- _Work to do_: Write out each line exactly as it stands, please.

--- BEGIN Task data ---

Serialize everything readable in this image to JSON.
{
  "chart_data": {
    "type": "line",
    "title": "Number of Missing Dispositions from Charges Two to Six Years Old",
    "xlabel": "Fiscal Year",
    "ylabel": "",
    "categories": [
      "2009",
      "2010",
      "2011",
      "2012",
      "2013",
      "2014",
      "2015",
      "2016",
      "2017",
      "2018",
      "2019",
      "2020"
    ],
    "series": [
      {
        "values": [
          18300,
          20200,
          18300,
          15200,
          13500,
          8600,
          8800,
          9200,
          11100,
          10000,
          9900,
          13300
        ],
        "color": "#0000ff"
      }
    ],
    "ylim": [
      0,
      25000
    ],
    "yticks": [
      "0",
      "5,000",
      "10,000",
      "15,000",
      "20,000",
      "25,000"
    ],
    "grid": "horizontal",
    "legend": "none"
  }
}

--- END Task data ---

- _Output for this exercise_:
Serialize everything readable in this image to JSON.
{
  "chart_data": {
    "type": "line",
    "title": "Number of Missing Dispositions from Charges Two to Six Years Old",
    "xlabel": "Fiscal Year",
    "ylabel": "",
    "categories": [
      "2009",
      "2010",
      "2011",
      "2012",
      "2013",
      "2014",
      "2015",
      "2016",
      "2017",
      "2018",
      "2019",
      "2020"
    ],
    "series": [
      {
        "values": [
          18300,
          20200,
          18300,
          15200,
          13500,
          8600,
          8800,
          9200,
          11100,
          10000,
          9900,
          13300
        ],
        "color": "#0000ff"
      }
    ],
    "ylim": [
      0,
      25000
    ],
    "yticks": [
      "0",
      "5,000",
      "10,000",
      "15,000",
      "20,000",
      "25,000"
    ],
    "grid": "horizontal",
    "legend": "none"
  }
}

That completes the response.